WHAT YOU ARE ASKED TO DO: Look through the material below and give the number of lines holding "redningsaktioner", with no other words.

SUPPLIED RECORDS:
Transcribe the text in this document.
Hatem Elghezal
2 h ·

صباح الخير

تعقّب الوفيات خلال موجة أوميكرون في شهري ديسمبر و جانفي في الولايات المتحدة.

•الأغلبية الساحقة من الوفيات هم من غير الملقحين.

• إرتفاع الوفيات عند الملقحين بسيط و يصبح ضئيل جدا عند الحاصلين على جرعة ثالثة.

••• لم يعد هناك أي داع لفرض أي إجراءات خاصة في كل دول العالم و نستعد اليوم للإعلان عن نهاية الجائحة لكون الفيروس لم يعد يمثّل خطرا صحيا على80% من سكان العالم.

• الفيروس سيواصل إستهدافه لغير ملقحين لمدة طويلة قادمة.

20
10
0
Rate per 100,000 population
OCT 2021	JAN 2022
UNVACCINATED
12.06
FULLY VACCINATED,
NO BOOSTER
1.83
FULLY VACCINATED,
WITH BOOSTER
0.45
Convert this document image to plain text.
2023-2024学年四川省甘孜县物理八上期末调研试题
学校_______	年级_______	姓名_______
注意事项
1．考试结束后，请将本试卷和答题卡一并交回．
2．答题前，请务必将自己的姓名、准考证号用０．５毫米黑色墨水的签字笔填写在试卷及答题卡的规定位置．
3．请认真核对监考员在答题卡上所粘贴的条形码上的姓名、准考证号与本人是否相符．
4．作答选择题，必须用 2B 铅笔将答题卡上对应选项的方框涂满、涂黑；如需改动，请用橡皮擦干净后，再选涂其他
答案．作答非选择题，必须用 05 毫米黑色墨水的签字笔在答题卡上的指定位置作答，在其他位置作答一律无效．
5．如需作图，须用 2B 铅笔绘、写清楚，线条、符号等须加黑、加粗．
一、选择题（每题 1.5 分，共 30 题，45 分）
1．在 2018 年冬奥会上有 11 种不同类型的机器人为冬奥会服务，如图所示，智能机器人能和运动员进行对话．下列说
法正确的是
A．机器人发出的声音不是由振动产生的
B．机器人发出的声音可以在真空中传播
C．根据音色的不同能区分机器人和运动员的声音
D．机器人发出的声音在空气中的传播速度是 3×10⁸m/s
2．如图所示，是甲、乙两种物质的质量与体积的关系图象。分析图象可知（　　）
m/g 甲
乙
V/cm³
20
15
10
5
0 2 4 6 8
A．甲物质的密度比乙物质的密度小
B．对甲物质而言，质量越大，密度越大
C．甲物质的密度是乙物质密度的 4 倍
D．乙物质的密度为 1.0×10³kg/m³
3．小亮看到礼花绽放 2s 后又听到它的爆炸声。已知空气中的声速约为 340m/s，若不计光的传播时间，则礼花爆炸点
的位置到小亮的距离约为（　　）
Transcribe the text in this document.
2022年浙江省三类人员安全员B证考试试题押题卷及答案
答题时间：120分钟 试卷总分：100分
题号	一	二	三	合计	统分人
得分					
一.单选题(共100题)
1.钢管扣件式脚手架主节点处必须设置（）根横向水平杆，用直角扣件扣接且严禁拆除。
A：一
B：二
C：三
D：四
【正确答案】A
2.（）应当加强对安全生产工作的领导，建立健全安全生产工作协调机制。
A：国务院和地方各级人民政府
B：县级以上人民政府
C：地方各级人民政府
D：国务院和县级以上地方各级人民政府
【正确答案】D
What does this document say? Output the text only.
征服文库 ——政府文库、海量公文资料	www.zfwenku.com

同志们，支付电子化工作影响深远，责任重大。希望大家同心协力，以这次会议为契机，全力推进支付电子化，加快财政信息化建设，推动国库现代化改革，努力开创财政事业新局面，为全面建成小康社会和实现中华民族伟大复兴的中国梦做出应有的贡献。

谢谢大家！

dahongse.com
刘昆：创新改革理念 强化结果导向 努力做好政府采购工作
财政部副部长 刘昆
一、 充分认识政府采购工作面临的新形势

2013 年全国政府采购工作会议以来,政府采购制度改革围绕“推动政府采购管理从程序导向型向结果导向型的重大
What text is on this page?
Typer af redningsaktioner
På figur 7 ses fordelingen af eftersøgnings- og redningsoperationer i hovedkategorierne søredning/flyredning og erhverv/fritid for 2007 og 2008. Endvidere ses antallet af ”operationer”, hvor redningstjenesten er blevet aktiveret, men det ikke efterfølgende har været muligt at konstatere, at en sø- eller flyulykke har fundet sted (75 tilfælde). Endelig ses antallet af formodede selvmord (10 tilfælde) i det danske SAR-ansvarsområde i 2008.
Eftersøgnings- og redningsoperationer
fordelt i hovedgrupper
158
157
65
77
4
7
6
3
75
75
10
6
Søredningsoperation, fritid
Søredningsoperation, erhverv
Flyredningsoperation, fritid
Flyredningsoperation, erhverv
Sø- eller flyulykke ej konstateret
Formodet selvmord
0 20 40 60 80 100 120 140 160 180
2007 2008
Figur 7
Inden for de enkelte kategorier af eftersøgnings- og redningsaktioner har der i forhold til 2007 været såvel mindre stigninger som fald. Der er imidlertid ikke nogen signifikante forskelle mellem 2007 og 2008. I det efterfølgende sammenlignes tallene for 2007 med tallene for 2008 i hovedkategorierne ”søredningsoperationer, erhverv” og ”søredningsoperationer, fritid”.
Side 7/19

WRITTEN ANSWER: 2